# START OF ENTRIES SUPPLIED
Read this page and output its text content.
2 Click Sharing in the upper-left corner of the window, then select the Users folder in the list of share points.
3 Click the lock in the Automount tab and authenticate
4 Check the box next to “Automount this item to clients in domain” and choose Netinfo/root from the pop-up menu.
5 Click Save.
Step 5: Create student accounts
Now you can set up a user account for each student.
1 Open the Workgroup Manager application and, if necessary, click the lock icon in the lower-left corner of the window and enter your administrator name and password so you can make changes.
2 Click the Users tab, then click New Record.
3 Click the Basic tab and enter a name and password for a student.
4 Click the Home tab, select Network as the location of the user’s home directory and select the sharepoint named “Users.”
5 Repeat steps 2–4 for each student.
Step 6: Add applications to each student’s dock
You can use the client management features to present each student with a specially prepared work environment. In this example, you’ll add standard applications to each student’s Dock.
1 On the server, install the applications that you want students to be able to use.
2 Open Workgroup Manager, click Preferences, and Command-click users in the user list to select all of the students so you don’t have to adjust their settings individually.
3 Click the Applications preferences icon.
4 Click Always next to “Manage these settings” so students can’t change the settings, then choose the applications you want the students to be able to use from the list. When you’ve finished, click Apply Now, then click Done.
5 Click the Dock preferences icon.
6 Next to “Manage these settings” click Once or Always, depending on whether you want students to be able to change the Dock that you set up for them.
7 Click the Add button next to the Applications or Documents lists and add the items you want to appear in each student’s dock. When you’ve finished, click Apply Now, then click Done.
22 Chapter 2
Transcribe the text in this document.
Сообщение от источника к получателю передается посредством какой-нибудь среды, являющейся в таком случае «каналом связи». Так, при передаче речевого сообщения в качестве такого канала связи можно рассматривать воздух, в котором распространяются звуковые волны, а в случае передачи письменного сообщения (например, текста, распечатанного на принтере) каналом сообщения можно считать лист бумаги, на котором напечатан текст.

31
# END OF ENTRIES SUPPLIED
▶ [WRITTEN INSTRUCTION]:
Which lines in the listing above hold the word "lock"? Show each of them.

▶ [OUTPUT OF THE EXERCISE]:
3 Click the lock in the Automount tab and authenticate
1 Open the Workgroup Manager application and, if necessary, click the lock icon in the lower-left corner of the window and enter your administrator name and password so you can make changes.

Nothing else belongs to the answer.